• [Task]: Return the listing below verbatim. Pictures do not belong in the copy.

• [Recorded data]:
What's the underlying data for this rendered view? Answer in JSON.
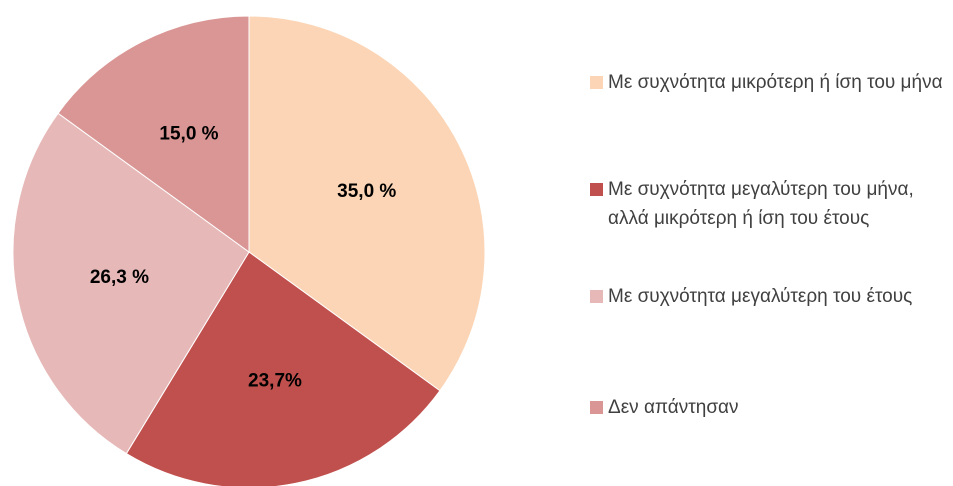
{
  "chart_data": {
    "type": "pie",
    "categories": [
      "Με συχνότητα μικρότερη ή ίση του μήνα",
      "Με συχνότητα μεγαλύτερη του μήνα, αλλά μικρότερη ή ίση του έτους",
      "Με συχνότητα μεγαλύτερη του έτους",
      "Δεν απάντησαν"
    ],
    "values": [
      35.0,
      23.7,
      26.3,
      15.0
    ],
    "value_labels": [
      "35,0 %",
      "23,7%",
      "26,3 %",
      "15,0 %"
    ],
    "colors": [
      "#fbd5b5",
      "#c0504d",
      "#e6b9b8",
      "#d99694"
    ],
    "legend": "right"
  }
}
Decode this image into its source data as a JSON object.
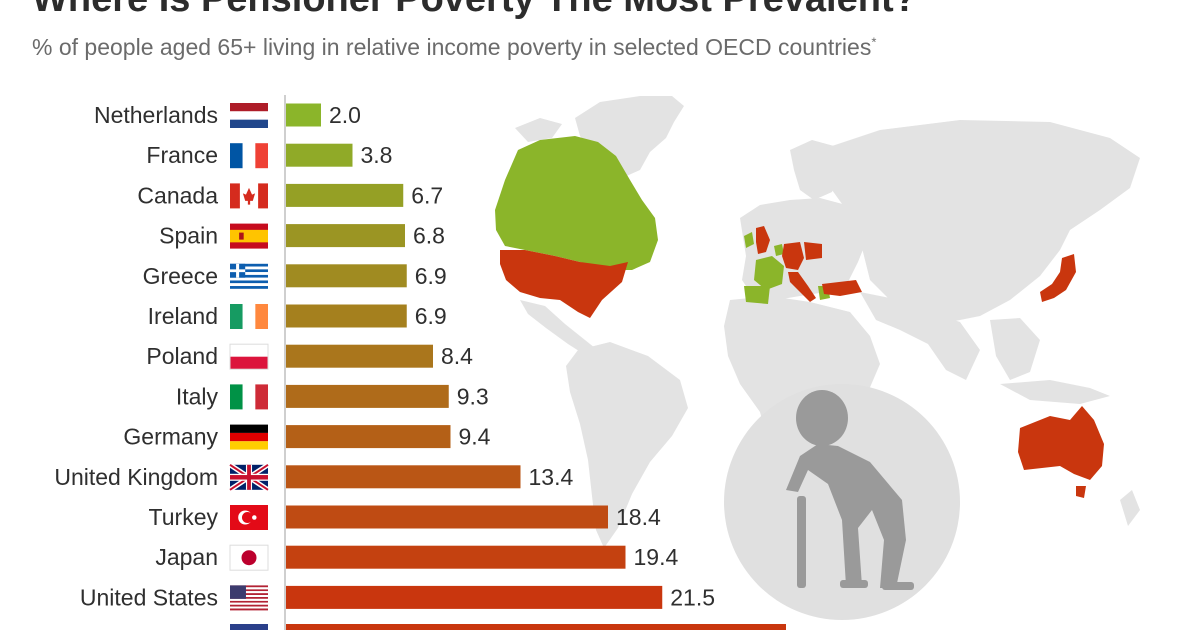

• [Solution below]:
What's the underlying data for this rendered view? Answer in JSON.
{
  "chart_data": {
    "type": "pie",
    "categories": [
      "Με συχνότητα μικρότερη ή ίση του μήνα",
      "Με συχνότητα μεγαλύτερη του μήνα, αλλά μικρότερη ή ίση του έτους",
      "Με συχνότητα μεγαλύτερη του έτους",
      "Δεν απάντησαν"
    ],
    "values": [
      35.0,
      23.7,
      26.3,
      15.0
    ],
    "value_labels": [
      "35,0 %",
      "23,7%",
      "26,3 %",
      "15,0 %"
    ],
    "colors": [
      "#fbd5b5",
      "#c0504d",
      "#e6b9b8",
      "#d99694"
    ],
    "legend": "right"
  }
}
Decode this image into its source data as a JSON object.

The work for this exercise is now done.